- TASK OBJECTIVE:
Scan the data for "name" and copy the lines it appears in.
BEGIN SUPPLIED MATERIAL
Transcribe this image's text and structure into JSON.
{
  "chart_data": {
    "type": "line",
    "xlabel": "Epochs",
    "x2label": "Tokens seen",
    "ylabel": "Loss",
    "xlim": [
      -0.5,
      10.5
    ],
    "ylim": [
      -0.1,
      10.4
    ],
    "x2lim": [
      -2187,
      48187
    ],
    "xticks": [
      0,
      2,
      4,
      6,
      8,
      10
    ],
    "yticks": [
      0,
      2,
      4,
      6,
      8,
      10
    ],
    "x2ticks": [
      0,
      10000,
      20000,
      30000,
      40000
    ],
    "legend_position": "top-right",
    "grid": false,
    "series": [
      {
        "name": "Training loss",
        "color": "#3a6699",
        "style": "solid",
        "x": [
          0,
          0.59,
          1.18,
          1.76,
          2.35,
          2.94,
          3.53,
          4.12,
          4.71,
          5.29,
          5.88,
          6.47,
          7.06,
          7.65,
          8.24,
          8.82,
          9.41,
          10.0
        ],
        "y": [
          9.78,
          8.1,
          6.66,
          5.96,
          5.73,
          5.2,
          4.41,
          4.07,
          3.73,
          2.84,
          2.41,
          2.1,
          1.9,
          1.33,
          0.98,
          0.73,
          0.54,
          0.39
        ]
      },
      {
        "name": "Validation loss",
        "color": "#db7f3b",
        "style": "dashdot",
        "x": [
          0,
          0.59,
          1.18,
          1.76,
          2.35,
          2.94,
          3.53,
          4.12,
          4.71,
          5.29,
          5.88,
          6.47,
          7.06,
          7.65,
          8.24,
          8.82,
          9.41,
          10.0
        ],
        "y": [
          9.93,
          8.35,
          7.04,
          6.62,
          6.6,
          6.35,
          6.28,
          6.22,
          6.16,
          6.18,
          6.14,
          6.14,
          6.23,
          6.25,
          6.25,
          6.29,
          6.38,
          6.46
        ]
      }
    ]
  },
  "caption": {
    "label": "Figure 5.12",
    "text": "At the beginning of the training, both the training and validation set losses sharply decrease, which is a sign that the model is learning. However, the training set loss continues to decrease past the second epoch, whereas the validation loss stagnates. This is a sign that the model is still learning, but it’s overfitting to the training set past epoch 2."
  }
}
END SUPPLIED MATERIAL
- TASK ANSWER:
        "name": "Training loss",
        "name": "Validation loss",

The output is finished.